Brief —
Read the records and gather each line that includes "source".
■ ■ ■ ■ ■
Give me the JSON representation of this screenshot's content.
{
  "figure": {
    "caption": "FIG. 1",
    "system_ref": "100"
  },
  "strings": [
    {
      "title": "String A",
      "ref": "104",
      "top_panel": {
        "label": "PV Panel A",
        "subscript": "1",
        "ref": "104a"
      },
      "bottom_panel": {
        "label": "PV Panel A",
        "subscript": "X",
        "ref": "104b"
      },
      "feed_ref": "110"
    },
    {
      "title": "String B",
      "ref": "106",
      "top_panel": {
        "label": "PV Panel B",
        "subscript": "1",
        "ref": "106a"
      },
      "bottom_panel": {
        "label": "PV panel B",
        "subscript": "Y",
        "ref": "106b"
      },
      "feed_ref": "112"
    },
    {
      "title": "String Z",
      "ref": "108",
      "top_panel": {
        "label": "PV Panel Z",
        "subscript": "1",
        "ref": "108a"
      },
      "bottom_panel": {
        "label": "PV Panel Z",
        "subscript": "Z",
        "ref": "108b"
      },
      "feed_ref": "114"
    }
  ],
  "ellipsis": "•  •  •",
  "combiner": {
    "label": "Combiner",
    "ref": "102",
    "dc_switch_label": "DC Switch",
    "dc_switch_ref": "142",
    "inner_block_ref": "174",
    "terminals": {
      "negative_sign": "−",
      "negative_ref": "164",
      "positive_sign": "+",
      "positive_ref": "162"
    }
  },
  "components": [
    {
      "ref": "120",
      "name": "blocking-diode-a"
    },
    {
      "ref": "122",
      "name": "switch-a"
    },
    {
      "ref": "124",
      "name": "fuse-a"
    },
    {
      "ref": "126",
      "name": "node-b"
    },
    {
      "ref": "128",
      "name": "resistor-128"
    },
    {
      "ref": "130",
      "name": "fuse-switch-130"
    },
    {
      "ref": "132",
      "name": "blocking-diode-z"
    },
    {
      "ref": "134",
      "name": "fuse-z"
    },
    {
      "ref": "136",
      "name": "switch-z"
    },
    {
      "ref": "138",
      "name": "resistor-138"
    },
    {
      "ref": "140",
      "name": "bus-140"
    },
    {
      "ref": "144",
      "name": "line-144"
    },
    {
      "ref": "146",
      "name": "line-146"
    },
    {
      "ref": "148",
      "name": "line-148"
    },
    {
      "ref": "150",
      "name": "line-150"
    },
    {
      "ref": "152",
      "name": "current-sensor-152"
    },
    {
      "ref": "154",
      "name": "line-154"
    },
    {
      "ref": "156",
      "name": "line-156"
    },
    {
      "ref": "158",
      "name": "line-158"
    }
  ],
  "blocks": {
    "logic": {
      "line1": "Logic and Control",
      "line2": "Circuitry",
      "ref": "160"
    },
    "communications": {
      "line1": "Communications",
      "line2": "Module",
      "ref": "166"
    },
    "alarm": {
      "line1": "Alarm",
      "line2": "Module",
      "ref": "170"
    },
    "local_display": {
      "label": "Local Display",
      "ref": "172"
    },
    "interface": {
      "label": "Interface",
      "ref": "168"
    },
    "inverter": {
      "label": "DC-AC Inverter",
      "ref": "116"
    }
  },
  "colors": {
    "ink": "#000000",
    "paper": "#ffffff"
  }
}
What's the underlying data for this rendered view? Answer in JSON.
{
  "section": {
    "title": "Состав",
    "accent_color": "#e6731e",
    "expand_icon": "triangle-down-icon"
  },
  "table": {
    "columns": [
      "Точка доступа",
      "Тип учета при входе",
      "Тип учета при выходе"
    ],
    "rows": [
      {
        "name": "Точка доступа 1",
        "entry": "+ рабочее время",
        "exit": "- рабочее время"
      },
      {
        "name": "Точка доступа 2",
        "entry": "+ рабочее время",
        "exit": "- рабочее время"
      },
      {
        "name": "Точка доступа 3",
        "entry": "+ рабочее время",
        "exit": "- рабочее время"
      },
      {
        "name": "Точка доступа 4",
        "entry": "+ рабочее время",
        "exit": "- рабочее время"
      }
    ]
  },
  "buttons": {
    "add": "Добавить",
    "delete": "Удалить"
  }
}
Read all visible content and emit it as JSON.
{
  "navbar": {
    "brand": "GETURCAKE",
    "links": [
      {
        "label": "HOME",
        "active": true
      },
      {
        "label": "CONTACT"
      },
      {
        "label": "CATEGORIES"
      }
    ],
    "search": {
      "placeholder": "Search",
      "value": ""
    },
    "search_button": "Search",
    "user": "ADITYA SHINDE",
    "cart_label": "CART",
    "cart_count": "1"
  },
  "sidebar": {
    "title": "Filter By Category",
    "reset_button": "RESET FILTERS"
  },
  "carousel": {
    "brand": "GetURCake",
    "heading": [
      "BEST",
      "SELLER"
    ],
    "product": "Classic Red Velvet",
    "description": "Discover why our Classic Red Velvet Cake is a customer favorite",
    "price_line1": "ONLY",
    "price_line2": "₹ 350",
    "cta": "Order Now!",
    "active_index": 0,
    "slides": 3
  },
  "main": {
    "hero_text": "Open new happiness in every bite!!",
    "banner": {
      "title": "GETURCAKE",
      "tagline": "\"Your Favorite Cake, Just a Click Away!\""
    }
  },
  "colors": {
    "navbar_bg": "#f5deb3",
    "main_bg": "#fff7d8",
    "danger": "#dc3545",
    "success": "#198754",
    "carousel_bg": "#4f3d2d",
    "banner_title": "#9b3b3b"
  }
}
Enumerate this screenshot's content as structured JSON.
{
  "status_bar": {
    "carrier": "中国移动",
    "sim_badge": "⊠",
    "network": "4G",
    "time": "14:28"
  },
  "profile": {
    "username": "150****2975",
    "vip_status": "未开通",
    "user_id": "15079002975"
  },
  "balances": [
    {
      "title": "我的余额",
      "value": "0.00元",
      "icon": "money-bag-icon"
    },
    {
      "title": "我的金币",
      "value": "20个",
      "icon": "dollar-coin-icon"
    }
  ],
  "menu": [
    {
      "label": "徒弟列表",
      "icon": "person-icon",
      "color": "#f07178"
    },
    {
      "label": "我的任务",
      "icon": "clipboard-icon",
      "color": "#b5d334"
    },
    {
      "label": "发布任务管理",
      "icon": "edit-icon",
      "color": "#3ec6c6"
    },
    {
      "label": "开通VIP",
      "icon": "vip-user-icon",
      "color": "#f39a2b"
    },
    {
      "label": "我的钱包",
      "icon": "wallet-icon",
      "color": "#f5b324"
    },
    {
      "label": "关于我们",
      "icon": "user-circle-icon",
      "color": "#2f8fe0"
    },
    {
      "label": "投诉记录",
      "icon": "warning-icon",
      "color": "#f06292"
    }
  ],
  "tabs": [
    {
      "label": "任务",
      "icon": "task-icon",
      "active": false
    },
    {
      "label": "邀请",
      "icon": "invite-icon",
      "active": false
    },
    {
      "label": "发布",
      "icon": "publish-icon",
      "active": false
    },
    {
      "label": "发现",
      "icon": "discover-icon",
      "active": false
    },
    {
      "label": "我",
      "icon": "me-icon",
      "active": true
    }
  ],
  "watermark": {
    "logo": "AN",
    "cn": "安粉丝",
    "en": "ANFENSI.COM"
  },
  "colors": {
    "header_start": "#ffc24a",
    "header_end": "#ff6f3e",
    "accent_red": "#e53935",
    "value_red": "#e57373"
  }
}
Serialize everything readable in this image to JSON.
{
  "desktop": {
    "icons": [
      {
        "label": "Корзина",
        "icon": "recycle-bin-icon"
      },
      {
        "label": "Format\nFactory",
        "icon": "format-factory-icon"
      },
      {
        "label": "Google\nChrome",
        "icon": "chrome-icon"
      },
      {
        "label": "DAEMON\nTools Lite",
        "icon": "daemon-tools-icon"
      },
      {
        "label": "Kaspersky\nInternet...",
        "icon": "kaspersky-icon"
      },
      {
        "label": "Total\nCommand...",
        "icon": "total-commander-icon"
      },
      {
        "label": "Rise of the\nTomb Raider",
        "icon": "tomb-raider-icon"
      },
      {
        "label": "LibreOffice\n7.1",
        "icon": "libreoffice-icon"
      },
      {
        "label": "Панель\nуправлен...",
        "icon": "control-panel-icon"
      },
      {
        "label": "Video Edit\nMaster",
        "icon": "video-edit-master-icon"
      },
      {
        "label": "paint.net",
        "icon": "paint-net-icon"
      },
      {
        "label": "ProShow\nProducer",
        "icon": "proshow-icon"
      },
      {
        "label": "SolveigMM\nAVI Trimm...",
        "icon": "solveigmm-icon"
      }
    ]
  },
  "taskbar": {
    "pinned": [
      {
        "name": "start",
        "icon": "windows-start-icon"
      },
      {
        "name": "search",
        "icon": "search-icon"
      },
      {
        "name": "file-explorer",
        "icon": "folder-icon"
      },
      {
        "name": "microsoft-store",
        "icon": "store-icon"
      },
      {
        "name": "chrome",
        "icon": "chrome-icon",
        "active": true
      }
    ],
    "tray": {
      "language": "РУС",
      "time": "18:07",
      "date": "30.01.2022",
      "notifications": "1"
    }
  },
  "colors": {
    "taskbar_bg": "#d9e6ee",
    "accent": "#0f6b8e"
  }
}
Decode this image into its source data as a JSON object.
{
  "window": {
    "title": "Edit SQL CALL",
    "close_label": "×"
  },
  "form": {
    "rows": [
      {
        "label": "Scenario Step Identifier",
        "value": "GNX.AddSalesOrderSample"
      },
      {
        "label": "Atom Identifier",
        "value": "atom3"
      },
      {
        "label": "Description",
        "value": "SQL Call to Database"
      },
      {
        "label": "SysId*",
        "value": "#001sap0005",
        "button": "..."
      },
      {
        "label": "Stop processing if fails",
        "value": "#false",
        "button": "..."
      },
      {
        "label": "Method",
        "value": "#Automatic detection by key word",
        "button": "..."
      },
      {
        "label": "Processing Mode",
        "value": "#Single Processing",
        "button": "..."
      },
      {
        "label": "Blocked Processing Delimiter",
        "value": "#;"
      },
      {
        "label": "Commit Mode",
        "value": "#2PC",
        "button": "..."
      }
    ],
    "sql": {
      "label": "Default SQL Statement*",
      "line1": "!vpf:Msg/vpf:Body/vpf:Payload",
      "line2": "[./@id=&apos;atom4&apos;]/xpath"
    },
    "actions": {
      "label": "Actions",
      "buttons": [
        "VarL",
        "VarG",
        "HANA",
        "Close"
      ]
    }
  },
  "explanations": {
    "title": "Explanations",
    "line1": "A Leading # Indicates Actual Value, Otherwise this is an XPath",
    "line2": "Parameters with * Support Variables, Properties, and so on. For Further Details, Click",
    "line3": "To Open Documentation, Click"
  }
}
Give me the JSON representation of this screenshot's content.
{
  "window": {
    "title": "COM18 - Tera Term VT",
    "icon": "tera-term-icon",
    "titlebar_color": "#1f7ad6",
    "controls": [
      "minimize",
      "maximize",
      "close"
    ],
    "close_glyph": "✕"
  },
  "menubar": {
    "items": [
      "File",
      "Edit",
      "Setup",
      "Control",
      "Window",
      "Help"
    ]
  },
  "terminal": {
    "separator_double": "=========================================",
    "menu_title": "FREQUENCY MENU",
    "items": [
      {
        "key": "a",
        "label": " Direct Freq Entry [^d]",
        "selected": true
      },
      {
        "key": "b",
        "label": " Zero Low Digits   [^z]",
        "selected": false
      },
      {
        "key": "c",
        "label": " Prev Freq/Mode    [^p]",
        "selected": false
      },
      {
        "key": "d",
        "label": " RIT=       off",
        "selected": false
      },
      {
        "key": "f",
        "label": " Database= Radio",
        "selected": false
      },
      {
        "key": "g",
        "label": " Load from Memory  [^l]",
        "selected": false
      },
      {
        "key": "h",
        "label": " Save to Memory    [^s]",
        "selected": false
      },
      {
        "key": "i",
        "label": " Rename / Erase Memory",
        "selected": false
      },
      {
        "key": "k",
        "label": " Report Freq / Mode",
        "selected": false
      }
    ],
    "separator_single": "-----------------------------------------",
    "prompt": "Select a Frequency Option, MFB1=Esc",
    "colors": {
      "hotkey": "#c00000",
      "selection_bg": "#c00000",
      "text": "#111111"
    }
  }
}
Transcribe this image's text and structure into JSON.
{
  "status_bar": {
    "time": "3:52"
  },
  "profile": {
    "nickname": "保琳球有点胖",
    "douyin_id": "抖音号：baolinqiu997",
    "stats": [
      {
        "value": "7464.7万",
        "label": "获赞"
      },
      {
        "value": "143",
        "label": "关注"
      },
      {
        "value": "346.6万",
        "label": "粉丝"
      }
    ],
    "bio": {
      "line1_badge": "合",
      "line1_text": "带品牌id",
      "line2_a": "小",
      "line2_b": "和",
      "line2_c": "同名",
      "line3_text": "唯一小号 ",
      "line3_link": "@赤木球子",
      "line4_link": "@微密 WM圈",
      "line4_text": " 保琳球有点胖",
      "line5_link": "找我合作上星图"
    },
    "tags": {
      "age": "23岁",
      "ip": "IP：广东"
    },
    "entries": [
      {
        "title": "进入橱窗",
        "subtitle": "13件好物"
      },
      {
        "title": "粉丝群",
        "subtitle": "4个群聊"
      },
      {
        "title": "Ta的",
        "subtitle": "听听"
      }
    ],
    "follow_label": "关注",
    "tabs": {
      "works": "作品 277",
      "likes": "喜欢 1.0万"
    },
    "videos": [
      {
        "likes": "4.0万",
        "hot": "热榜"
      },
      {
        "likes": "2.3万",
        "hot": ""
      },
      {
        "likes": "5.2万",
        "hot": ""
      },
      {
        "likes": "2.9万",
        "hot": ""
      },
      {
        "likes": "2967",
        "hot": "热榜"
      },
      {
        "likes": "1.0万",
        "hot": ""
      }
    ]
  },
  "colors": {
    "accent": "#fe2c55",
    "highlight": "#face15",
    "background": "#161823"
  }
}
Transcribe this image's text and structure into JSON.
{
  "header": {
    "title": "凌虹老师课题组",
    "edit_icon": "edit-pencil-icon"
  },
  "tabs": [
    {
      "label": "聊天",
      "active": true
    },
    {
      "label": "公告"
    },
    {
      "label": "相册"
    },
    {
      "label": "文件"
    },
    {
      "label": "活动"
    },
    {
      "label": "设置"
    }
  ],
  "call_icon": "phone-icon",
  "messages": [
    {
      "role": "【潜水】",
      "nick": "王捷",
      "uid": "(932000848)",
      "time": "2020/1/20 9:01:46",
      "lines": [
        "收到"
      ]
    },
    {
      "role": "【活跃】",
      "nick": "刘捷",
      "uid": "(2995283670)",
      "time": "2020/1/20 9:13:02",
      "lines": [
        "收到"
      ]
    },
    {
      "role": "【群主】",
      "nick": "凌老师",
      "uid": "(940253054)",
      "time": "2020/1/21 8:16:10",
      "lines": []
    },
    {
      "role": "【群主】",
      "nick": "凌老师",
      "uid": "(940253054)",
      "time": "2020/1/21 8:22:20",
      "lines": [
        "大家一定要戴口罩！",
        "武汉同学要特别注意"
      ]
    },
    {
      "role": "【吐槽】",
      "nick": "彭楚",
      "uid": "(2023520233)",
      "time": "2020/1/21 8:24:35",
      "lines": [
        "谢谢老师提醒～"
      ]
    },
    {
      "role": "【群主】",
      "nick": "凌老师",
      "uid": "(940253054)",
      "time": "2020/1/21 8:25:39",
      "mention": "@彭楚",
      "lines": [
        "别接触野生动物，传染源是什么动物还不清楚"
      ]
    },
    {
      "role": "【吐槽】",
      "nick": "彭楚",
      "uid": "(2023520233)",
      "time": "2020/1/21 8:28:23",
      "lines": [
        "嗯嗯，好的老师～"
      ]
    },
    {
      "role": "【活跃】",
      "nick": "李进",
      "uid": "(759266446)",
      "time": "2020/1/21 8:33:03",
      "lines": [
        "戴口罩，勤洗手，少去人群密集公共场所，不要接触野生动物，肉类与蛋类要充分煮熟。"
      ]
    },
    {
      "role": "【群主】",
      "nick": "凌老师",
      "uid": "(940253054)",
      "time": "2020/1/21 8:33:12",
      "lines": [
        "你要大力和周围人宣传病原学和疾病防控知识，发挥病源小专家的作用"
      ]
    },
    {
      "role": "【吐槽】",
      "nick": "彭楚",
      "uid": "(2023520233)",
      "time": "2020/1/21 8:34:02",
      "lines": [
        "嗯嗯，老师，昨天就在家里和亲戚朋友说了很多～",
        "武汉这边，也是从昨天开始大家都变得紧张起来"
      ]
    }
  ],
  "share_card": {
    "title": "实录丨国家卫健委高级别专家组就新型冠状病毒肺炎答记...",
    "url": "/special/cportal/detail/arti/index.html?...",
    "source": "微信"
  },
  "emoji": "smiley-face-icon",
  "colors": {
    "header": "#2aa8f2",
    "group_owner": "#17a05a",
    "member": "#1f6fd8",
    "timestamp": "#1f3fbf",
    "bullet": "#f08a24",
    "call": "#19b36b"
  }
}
■ ■ ■ ■ ■
Exercise answer —
Decode this image into its source data as a JSON object.
    "source": "微信"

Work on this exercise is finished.